* [Set exercise]
Copy out the lines below, without changes, from the first one up to and including the line with "gear-slot[interactable]: [626, 1851, 668, 1889]".

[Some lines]

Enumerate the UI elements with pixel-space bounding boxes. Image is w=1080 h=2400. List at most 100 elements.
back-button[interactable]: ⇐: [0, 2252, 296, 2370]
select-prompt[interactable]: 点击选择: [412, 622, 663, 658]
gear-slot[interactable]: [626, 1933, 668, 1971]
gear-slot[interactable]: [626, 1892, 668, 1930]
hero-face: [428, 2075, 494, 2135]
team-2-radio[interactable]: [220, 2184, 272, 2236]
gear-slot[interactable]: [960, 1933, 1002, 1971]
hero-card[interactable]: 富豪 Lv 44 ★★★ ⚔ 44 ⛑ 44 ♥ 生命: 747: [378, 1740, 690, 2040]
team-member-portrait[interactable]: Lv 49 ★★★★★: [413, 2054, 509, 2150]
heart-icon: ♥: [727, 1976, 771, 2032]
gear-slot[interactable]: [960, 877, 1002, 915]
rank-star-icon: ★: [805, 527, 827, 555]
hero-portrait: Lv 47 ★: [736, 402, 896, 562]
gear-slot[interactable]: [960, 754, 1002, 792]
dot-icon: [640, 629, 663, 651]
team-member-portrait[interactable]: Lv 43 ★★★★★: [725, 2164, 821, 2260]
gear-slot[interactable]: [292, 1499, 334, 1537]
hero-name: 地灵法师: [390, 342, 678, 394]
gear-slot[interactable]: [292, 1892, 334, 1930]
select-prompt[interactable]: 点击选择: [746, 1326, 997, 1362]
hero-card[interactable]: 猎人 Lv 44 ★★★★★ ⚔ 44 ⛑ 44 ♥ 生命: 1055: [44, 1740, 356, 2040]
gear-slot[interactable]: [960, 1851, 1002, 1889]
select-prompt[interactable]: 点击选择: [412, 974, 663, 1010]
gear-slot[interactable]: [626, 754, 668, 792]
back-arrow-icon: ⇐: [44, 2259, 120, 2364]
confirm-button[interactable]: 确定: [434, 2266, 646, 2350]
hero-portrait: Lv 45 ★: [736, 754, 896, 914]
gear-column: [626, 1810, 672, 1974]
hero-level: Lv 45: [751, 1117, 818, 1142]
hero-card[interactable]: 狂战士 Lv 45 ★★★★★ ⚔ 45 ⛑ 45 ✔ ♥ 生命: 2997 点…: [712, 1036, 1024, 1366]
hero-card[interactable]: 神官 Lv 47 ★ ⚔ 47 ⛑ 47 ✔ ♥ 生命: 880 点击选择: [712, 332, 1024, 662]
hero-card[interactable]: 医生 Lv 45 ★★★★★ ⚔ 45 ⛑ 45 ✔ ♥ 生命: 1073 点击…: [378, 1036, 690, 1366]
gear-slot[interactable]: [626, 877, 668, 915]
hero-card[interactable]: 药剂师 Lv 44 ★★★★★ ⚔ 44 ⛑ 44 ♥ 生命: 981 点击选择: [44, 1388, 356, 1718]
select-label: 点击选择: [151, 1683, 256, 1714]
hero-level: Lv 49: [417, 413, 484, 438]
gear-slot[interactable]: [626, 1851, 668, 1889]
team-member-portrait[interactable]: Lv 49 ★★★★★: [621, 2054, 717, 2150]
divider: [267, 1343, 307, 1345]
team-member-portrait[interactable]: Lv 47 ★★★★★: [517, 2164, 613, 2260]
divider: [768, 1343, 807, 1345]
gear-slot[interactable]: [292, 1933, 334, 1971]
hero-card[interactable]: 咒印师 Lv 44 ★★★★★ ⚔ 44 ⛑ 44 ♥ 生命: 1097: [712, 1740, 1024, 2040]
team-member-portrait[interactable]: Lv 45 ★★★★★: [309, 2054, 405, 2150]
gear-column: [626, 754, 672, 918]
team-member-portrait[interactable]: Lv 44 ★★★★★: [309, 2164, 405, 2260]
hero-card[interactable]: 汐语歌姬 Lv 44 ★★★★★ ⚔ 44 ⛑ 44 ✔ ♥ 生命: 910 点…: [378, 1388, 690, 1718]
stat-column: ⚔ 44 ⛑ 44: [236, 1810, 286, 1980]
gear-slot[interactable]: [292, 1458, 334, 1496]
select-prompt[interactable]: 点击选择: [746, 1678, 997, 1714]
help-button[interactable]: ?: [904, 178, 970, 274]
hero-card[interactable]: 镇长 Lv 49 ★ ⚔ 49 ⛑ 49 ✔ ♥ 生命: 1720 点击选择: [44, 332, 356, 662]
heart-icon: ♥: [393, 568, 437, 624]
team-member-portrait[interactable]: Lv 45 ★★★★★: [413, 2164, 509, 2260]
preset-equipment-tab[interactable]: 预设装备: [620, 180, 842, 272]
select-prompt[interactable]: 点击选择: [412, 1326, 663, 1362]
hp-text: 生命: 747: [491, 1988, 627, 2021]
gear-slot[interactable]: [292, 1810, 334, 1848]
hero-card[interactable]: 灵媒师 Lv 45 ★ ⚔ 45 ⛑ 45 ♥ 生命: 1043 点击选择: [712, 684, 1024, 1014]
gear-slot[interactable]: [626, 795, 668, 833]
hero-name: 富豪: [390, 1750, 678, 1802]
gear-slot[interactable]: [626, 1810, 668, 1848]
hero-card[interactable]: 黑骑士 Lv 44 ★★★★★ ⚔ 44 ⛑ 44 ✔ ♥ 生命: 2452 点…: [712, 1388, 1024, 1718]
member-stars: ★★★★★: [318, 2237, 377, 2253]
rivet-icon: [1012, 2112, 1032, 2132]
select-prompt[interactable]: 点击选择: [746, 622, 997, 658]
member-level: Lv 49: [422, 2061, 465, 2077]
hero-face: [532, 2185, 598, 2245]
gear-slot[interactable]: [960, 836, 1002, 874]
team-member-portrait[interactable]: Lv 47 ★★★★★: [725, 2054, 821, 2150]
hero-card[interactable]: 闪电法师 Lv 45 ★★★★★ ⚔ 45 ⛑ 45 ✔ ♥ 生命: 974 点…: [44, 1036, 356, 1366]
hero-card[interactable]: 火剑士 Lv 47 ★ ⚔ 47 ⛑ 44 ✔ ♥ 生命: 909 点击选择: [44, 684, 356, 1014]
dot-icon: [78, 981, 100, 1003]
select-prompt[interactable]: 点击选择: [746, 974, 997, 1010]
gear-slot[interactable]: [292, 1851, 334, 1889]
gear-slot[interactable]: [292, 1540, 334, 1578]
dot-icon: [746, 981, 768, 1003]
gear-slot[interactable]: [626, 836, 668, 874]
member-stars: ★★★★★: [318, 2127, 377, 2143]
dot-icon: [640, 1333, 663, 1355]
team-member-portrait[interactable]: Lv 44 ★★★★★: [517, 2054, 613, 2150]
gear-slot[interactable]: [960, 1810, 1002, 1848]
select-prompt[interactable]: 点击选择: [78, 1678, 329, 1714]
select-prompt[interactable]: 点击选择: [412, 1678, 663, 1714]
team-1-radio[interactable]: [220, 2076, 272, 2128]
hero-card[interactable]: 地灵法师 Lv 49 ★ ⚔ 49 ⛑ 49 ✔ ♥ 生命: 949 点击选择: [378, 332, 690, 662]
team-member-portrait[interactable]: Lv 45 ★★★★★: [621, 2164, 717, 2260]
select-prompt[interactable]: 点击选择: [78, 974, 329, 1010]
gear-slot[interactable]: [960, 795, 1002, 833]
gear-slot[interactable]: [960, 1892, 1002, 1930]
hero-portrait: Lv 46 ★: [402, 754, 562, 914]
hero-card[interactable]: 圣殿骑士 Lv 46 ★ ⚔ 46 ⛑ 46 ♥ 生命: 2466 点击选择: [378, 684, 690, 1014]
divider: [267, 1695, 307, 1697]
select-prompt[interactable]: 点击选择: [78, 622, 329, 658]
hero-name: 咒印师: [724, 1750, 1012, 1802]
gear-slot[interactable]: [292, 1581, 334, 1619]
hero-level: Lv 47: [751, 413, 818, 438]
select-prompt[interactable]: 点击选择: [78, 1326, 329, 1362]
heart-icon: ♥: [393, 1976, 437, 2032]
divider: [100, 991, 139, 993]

* [Exercise answer]
Enumerate the UI elements with pixel-space bounding boxes. Image is w=1080 h=2400. List at most 100 elements.
back-button[interactable]: ⇐: [0, 2252, 296, 2370]
select-prompt[interactable]: 点击选择: [412, 622, 663, 658]
gear-slot[interactable]: [626, 1933, 668, 1971]
gear-slot[interactable]: [626, 1892, 668, 1930]
hero-face: [428, 2075, 494, 2135]
team-2-radio[interactable]: [220, 2184, 272, 2236]
gear-slot[interactable]: [960, 1933, 1002, 1971]
hero-card[interactable]: 富豪 Lv 44 ★★★ ⚔ 44 ⛑ 44 ♥ 生命: 747: [378, 1740, 690, 2040]
team-member-portrait[interactable]: Lv 49 ★★★★★: [413, 2054, 509, 2150]
heart-icon: ♥: [727, 1976, 771, 2032]
gear-slot[interactable]: [960, 877, 1002, 915]
rank-star-icon: ★: [805, 527, 827, 555]
hero-portrait: Lv 47 ★: [736, 402, 896, 562]
gear-slot[interactable]: [960, 754, 1002, 792]
dot-icon: [640, 629, 663, 651]
team-member-portrait[interactable]: Lv 43 ★★★★★: [725, 2164, 821, 2260]
gear-slot[interactable]: [292, 1499, 334, 1537]
hero-name: 地灵法师: [390, 342, 678, 394]
gear-slot[interactable]: [292, 1892, 334, 1930]
select-prompt[interactable]: 点击选择: [746, 1326, 997, 1362]
hero-card[interactable]: 猎人 Lv 44 ★★★★★ ⚔ 44 ⛑ 44 ♥ 生命: 1055: [44, 1740, 356, 2040]
gear-slot[interactable]: [960, 1851, 1002, 1889]
select-prompt[interactable]: 点击选择: [412, 974, 663, 1010]
gear-slot[interactable]: [626, 754, 668, 792]
back-arrow-icon: ⇐: [44, 2259, 120, 2364]
confirm-button[interactable]: 确定: [434, 2266, 646, 2350]
hero-portrait: Lv 45 ★: [736, 754, 896, 914]
gear-column: [626, 1810, 672, 1974]
hero-level: Lv 45: [751, 1117, 818, 1142]
hero-card[interactable]: 狂战士 Lv 45 ★★★★★ ⚔ 45 ⛑ 45 ✔ ♥ 生命: 2997 点…: [712, 1036, 1024, 1366]
hero-card[interactable]: 神官 Lv 47 ★ ⚔ 47 ⛑ 47 ✔ ♥ 生命: 880 点击选择: [712, 332, 1024, 662]
hero-card[interactable]: 医生 Lv 45 ★★★★★ ⚔ 45 ⛑ 45 ✔ ♥ 生命: 1073 点击…: [378, 1036, 690, 1366]
gear-slot[interactable]: [626, 877, 668, 915]
hero-card[interactable]: 药剂师 Lv 44 ★★★★★ ⚔ 44 ⛑ 44 ♥ 生命: 981 点击选择: [44, 1388, 356, 1718]
select-label: 点击选择: [151, 1683, 256, 1714]
hero-level: Lv 49: [417, 413, 484, 438]
gear-slot[interactable]: [626, 1851, 668, 1889]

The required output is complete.